Отрывок для чтения:
━━━━
Был у родителей хороший друг – Григорий Цезаревич Лерман, работал оформителем, недалеко от нас жил. Он действительно был героический человек. Воевал, попал в плен. Когда немцы приказали выйти из строя евреям и комиссарам, ему парень, стоящий рядом, сказал: «Говори, что ты татарин». В концлагере Лерман рисовал – немцы же люди сентиментальные, заказывали портреты невест, детей. Он хорошо там устроился, на поверку не надо выходить, еду, сало ему приносили, и мог он пересидеть тихонько все что угодно. Но он собрал запас продуктов и со своим другом Евгением Доценко бежал из лагеря. Прошли по всей Европе, сражались в Сопротивлении, у Лермана иностранные ордена были, от бельгийской королевы награда. А в СССР давали только «За освобождение Киева», так Григорий его не взял, потому что не защищал Киев. Мама писала про него в 1960-е, но ничего не напечатали.
Большие папины друзья – искусствовед и художник Борис Борисович Лобановский и художница Галина Кислякова. Галя – отличная художница, стильная девушка была. И Лобановский был прекрасен. Как жалко, что сейчас мало кто вспоминает о нем. Дочка его была в музее у нас и поразилась – никто не знает Лобановского, думают, что речь идет о футбольном тренере. Помню, в начале 1970-х мы поехали с папой, Мишей Вайнштейном и Борисом Лобановским к Гале на левый берег, и это был просто интеллектуальный пир.
━━━━
Цель задания A:
С кем Лерман бежал из концлагеря, согласно отрывку о друзьях родителей?

Сохранённые записи:
━━━━
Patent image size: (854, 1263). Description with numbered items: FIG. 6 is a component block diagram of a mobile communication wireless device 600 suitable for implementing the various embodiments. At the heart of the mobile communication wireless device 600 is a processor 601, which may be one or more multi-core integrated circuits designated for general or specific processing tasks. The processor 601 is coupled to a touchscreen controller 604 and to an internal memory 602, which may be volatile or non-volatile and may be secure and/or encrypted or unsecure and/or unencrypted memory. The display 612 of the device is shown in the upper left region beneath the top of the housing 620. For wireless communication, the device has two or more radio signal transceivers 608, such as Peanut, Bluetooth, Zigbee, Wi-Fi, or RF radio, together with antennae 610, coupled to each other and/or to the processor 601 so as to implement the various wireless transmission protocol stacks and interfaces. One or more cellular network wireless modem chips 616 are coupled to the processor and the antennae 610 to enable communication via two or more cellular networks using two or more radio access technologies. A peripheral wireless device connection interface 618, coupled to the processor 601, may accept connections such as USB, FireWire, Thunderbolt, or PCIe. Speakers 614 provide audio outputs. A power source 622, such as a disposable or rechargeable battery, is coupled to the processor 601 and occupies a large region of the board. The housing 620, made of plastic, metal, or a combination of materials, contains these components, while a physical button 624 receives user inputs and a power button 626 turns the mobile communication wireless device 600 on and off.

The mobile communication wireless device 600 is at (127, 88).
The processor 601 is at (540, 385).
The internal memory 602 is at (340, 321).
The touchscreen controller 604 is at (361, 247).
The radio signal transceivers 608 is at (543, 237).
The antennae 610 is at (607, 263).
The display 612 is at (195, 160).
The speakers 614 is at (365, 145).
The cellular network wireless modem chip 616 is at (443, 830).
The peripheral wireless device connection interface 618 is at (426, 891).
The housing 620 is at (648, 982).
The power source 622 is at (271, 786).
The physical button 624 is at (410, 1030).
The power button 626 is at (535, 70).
━━━━
Цель задания B:
Перепишите строки записей от самой первой до строки с «The internal memory 602 is at (340, 321).» включительно, заменив «component block diagram» на «functional block diagram» и ничего больше не меняя.

Правильный ответ A:
Со своим другом Евгением Доценко.

Правильный ответ B:
Patent image size: (854, 1263). Description with numbered items: FIG. 6 is a functional block diagram of a mobile communication wireless device 600 suitable for implementing the various embodiments. At the heart of the mobile communication wireless device 600 is a processor 601, which may be one or more multi-core integrated circuits designated for general or specific processing tasks. The processor 601 is coupled to a touchscreen controller 604 and to an internal memory 602, which may be volatile or non-volatile and may be secure and/or encrypted or unsecure and/or unencrypted memory. The display 612 of the device is shown in the upper left region beneath the top of the housing 620. For wireless communication, the device has two or more radio signal transceivers 608, such as Peanut, Bluetooth, Zigbee, Wi-Fi, or RF radio, together with antennae 610, coupled to each other and/or to the processor 601 so as to implement the various wireless transmission protocol stacks and interfaces. One or more cellular network wireless modem chips 616 are coupled to the processor and the antennae 610 to enable communication via two or more cellular networks using two or more radio access technologies. A peripheral wireless device connection interface 618, coupled to the processor 601, may accept connections such as USB, FireWire, Thunderbolt, or PCIe. Speakers 614 provide audio outputs. A power source 622, such as a disposable or rechargeable battery, is coupled to the processor 601 and occupies a large region of the board. The housing 620, made of plastic, metal, or a combination of materials, contains these components, while a physical button 624 receives user inputs and a power button 626 turns the mobile communication wireless device 600 on and off.

The mobile communication wireless device 600 is at (127, 88).
The processor 601 is at (540, 385).
The internal memory 602 is at (340, 321).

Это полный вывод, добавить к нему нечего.